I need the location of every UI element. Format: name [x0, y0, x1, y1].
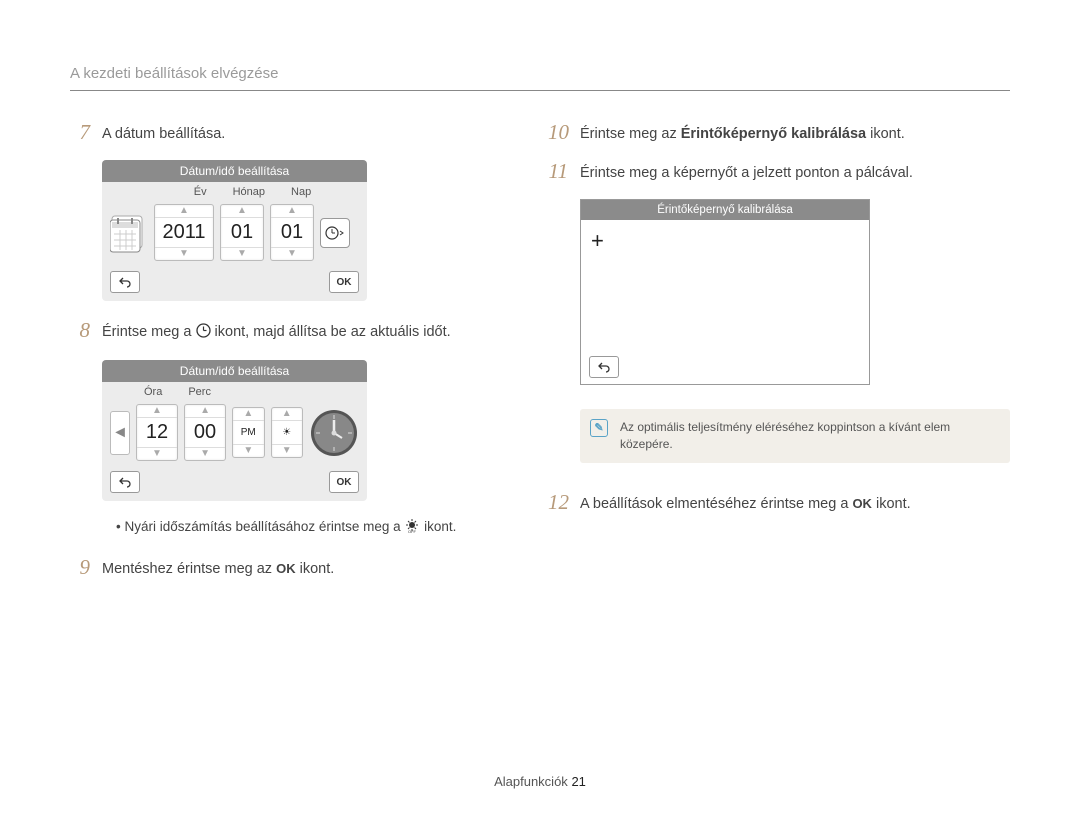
step-11-number: 11	[548, 160, 568, 185]
year-value: 2011	[155, 217, 213, 248]
date-device: Dátum/idő beállítása Év Hónap Nap	[102, 160, 367, 301]
nav-left-button[interactable]: ◄	[110, 411, 130, 455]
step-10-number: 10	[548, 121, 568, 146]
right-column: 10 Érintse meg az Érintőképernyő kalibrá…	[548, 121, 1010, 596]
ok-button[interactable]: OK	[329, 271, 359, 293]
minute-value: 00	[185, 417, 225, 448]
label-year: Év	[194, 186, 207, 198]
back-button[interactable]	[110, 271, 140, 293]
page-title: A kezdeti beállítások elvégzése	[70, 65, 1010, 82]
ok-button[interactable]: OK	[329, 471, 359, 493]
year-spinner[interactable]: ▲ 2011 ▼	[154, 204, 214, 261]
label-month: Hónap	[233, 186, 265, 198]
ampm-spinner[interactable]: ▲ PM ▼	[232, 407, 264, 458]
month-spinner[interactable]: ▲ 01 ▼	[220, 204, 264, 261]
minute-spinner[interactable]: ▲ 00 ▼	[184, 404, 226, 461]
tip-text: Az optimális teljesítmény eléréséhez kop…	[620, 420, 950, 451]
calibration-target-icon: +	[591, 228, 604, 254]
step-10-text: Érintse meg az Érintőképernyő kalibrálás…	[580, 121, 905, 146]
step-8-text: Érintse meg a ikont, majd állítsa be az …	[102, 319, 451, 346]
step-9-text: Mentéshez érintse meg az OK ikont.	[102, 556, 334, 581]
tip-box: ✎ Az optimális teljesítmény eléréséhez k…	[580, 409, 1010, 463]
calibration-area[interactable]: +	[581, 220, 869, 350]
step-12-number: 12	[548, 491, 568, 516]
calendar-icon	[110, 212, 148, 254]
label-hour: Óra	[144, 386, 162, 398]
label-min: Perc	[188, 386, 211, 398]
ok-icon: OK	[276, 561, 296, 576]
step-9-number: 9	[70, 556, 90, 581]
calibration-device: Érintőképernyő kalibrálása +	[580, 199, 870, 385]
date-device-header: Dátum/idő beállítása	[102, 160, 367, 182]
month-value: 01	[221, 217, 263, 248]
hour-spinner[interactable]: ▲ 12 ▼	[136, 404, 178, 461]
day-spinner[interactable]: ▲ 01 ▼	[270, 204, 314, 261]
dst-spinner[interactable]: ▲ ☀ ▼	[271, 407, 303, 458]
time-device: Dátum/idő beállítása Óra Perc ◄ ▲ 12 ▼ ▲…	[102, 360, 367, 501]
hour-value: 12	[137, 417, 177, 448]
step-8-number: 8	[70, 319, 90, 346]
svg-text:OFF: OFF	[408, 529, 417, 533]
analog-clock-icon	[309, 408, 359, 458]
divider	[70, 90, 1010, 91]
back-button[interactable]	[110, 471, 140, 493]
step-11-text: Érintse meg a képernyőt a jelzett ponton…	[580, 160, 913, 185]
step-7-text: A dátum beállítása.	[102, 121, 225, 146]
ampm-value: PM	[233, 420, 263, 445]
ok-icon: OK	[852, 496, 872, 511]
dst-icon: ☀	[272, 420, 302, 445]
dst-bullet: Nyári időszámítás beállításához érintse …	[116, 519, 498, 536]
day-value: 01	[271, 217, 313, 248]
back-button[interactable]	[589, 356, 619, 378]
clock-icon	[196, 323, 211, 346]
tip-icon: ✎	[590, 419, 608, 437]
left-column: 7 A dátum beállítása. Dátum/idő beállítá…	[70, 121, 498, 596]
label-day: Nap	[291, 186, 311, 198]
time-device-header: Dátum/idő beállítása	[102, 360, 367, 382]
clock-switch-button[interactable]	[320, 218, 350, 248]
calibration-header: Érintőképernyő kalibrálása	[581, 200, 869, 220]
step-7-number: 7	[70, 121, 90, 146]
page-footer: Alapfunkciók 21	[0, 774, 1080, 789]
sun-off-icon: OFF	[404, 519, 420, 536]
step-12-text: A beállítások elmentéséhez érintse meg a…	[580, 491, 911, 516]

Task: Please turn every line of the records above into a Markdown table with two columns, Row for the number and Entry for the line, leaving out blank lines. Keep the pictures out of the table.

Task solution:
| Row | Entry |
|---|---|
| 1 | I need the location of every UI element. Format: name [x0, y0, x1, y1]. |
| 2 | step-11-number: 11	[548, 160, 568, 185] |
| 3 | year-value: 2011	[155, 217, 213, 248] |
| 4 | date-device: Dátum/idő beállítása Év Hónap Nap	[102, 160, 367, 301] |
| 5 | nav-left-button[interactable]: ◄	[110, 411, 130, 455] |
| 6 | step-10-number: 10	[548, 121, 568, 146] |
| 7 | right-column: 10 Érintse meg az Érintőképernyő kalibrá…	[548, 121, 1010, 596] |
| 8 | ok-button[interactable]: OK	[329, 271, 359, 293] |
| 9 | minute-value: 00	[185, 417, 225, 448] |
| 10 | label-year: Év	[194, 186, 207, 198] |
| 11 | back-button[interactable]	[110, 271, 140, 293] |
| 12 | page-title: A kezdeti beállítások elvégzése	[70, 65, 1010, 82] |
| 13 | ok-button[interactable]: OK	[329, 471, 359, 493] |
| 14 | year-spinner[interactable]: ▲ 2011 ▼	[154, 204, 214, 261] |
| 15 | label-month: Hónap	[233, 186, 265, 198] |
| 16 | ampm-spinner[interactable]: ▲ PM ▼	[232, 407, 264, 458] |
| 17 | month-spinner[interactable]: ▲ 01 ▼	[220, 204, 264, 261] |
| 18 | minute-spinner[interactable]: ▲ 00 ▼	[184, 404, 226, 461] |
| 19 | tip-text: Az optimális teljesítmény eléréséhez kop…	[620, 420, 950, 451] |
| 20 | calibration-target-icon: +	[591, 228, 604, 254] |
| 21 | step-10-text: Érintse meg az Érintőképernyő kalibrálás…	[580, 121, 905, 146] |
| 22 | step-8-text: Érintse meg a ikont, majd állítsa be az …	[102, 319, 451, 346] |
| 23 | step-9-text: Mentéshez érintse meg az OK ikont.	[102, 556, 334, 581] |
| 24 | tip-box: ✎ Az optimális teljesítmény eléréséhez k…	[580, 409, 1010, 463] |
| 25 | calibration-area[interactable]: +	[581, 220, 869, 350] |
| 26 | step-12-number: 12	[548, 491, 568, 516] |
| 27 | calendar-icon	[110, 212, 148, 254] |
| 28 | label-hour: Óra	[144, 386, 162, 398] |
| 29 | label-min: Perc	[188, 386, 211, 398] |
| 30 | ok-icon: OK	[276, 561, 296, 576] |
| 31 | step-9-number: 9	[70, 556, 90, 581] |
| 32 | calibration-device: Érintőképernyő kalibrálása +	[580, 199, 870, 385] |
| 33 | date-device-header: Dátum/idő beállítása	[102, 160, 367, 182] |
| 34 | month-value: 01	[221, 217, 263, 248] |
| 35 | hour-spinner[interactable]: ▲ 12 ▼	[136, 404, 178, 461] |
| 36 | day-spinner[interactable]: ▲ 01 ▼	[270, 204, 314, 261] |
| 37 | dst-spinner[interactable]: ▲ ☀ ▼	[271, 407, 303, 458] |
| 38 | time-device: Dátum/idő beállítása Óra Perc ◄ ▲ 12 ▼ ▲…	[102, 360, 367, 501] |
| 39 | hour-value: 12	[137, 417, 177, 448] |
| 40 | step-8-number: 8	[70, 319, 90, 346] |
| 41 | svg-text:OFF: OFF	[408, 529, 417, 533] |
| 42 | analog-clock-icon	[309, 408, 359, 458] |
| 43 | divider	[70, 90, 1010, 91] |
| 44 | back-button[interactable]	[110, 471, 140, 493] |
| 45 | step-11-text: Érintse meg a képernyőt a jelzett ponton…	[580, 160, 913, 185] |
| 46 | step-7-text: A dátum beállítása.	[102, 121, 225, 146] |
| 47 | ampm-value: PM	[233, 420, 263, 445] |
| 48 | ok-icon: OK	[852, 496, 872, 511] |
| 49 | dst-icon: ☀	[272, 420, 302, 445] |
| 50 | dst-bullet: Nyári időszámítás beállításához érintse …	[116, 519, 498, 536] |
| 51 | day-value: 01	[271, 217, 313, 248] |
| 52 | back-button[interactable]	[589, 356, 619, 378] |
| 53 | clock-icon	[196, 323, 211, 346] |
| 54 | tip-icon: ✎	[590, 419, 608, 437] |
| 55 | left-column: 7 A dátum beállítása. Dátum/idő beállítá…	[70, 121, 498, 596] |
| 56 | label-day: Nap	[291, 186, 311, 198] |
| 57 | time-device-header: Dátum/idő beállítása	[102, 360, 367, 382] |
| 58 | clock-switch-button[interactable]	[320, 218, 350, 248] |
| 59 | calibration-header: Érintőképernyő kalibrálása	[581, 200, 869, 220] |
| 60 | step-7-number: 7	[70, 121, 90, 146] |
| 61 | page-footer: Alapfunkciók 21	[0, 774, 1080, 789] |
| 62 | sun-off-icon: OFF	[404, 519, 420, 536] |
| 63 | step-12-text: A beállítások elmentéséhez érintse meg a…	[580, 491, 911, 516] |